### AUFGABENSTELLUNG A:
Ermittle, in wie vielen Zeilen der Auflistung die Zeichenfolge „activity“ vorkommt, und nenne nur diese Zahl.

### TEXTAUSZUG:
-.-.-
TEXT: ANDREAS WILINK
Vielleicht ist er vier Tage zu früh geboren, und der 35. Mai, an dem – wie man seit Erich Kästner weiß – unglaubliche Dinge passieren, Verhältnisse kippen, Pferde sprechen und Witz und kindliche Phantasie über Alltagsvernunft triumphieren, wäre das passendere Datum für Michael Wittenborn gewesen, um auf die Welt zu kommen.
Es ist ein bisschen langweilig und damit das Gegenteil von dem, was man mit ihm erlebt, privat und auf der Bühne, ständig zu wiederholen: Er kann alles. Er ist sehr komisch. Ein Agent provocateur der Harmlosigkeit und Archivar des Unscheinbaren, Leisen und Beiläufigen, aber auch ein Virtuose der Verstellung. Der Verwandlungskünstler Michael Wittenborn braucht dazu nicht unbedingt Maske, Schminke und Kostüm. Oder nur ein bisschen.
-.-.-
Einträge aus einer Sammlung

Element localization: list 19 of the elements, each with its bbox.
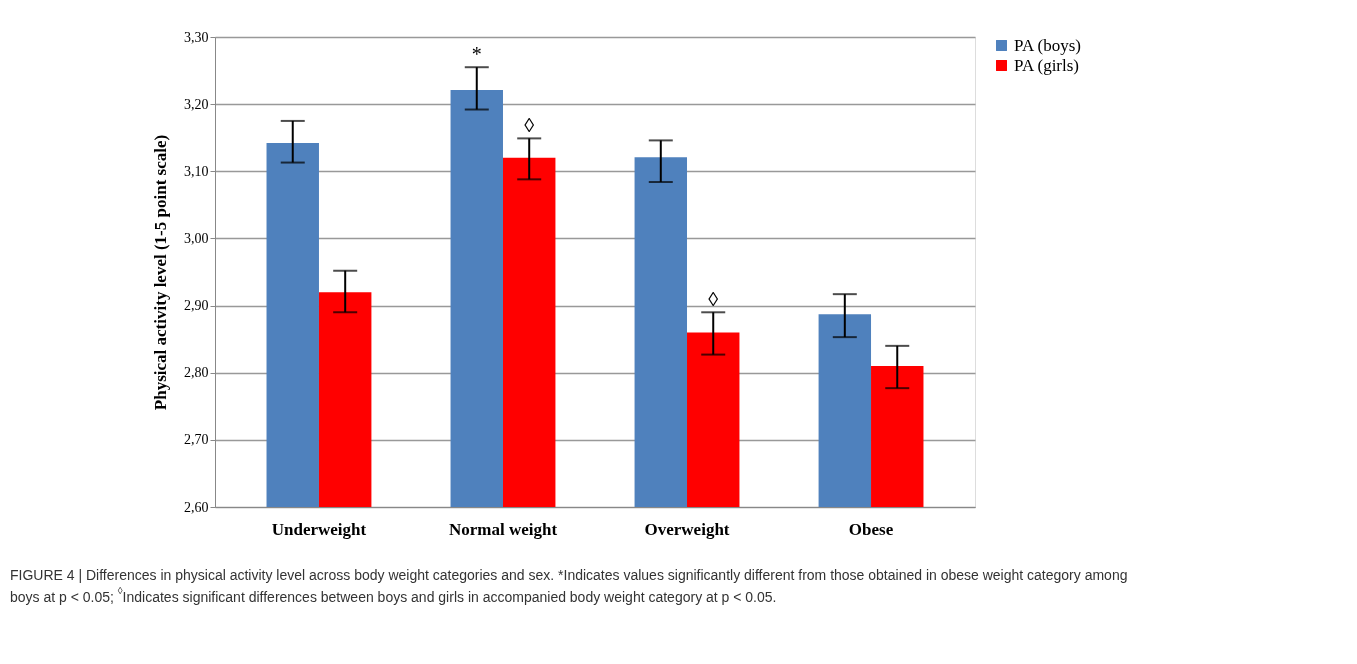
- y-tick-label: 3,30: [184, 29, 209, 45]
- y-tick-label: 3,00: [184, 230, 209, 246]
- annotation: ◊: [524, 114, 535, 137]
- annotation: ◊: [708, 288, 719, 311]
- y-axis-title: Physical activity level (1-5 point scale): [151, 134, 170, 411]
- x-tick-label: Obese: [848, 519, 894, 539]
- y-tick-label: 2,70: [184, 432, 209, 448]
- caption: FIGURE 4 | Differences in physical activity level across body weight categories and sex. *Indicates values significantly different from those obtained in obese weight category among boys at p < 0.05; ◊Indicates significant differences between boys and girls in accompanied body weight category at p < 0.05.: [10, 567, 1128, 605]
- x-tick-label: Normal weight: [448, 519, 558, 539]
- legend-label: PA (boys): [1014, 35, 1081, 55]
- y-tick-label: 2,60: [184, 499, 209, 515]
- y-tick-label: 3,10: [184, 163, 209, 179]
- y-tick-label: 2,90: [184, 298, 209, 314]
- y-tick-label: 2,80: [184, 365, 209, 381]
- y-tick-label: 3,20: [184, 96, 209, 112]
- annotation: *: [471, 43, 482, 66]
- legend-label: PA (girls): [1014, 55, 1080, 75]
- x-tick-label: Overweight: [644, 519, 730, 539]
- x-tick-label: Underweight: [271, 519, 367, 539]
-.-.-
### AUFGABENSTELLUNG B:
Gib den Absatz des Textauszugs, der mit „Es ist ein bisschen langweilig“ beginnt, als knappe Stichpunktliste wieder und behalte dabei seine wesentlichen Aussagen bei.

### ERWARTETE ANTWORT A:
2

### ERWARTETE ANTWORT B:
- Ständig zu wiederholen, dass Michael Wittenborn alles kann und sehr komisch ist, wirkt langweilig. Das ist das Gegenteil dessen, was man privat und auf der Bühne mit ihm erlebt.
- Er ist ein Agent provocateur der Harmlosigkeit.
- Er ist ein Archivar des Unscheinbaren, Leisen und Beiläufigen.
- Er ist ein Virtuose der Verstellung.
- Als Verwandlungskünstler braucht er Maske, Schminke und Kostüm kaum oder gar nicht.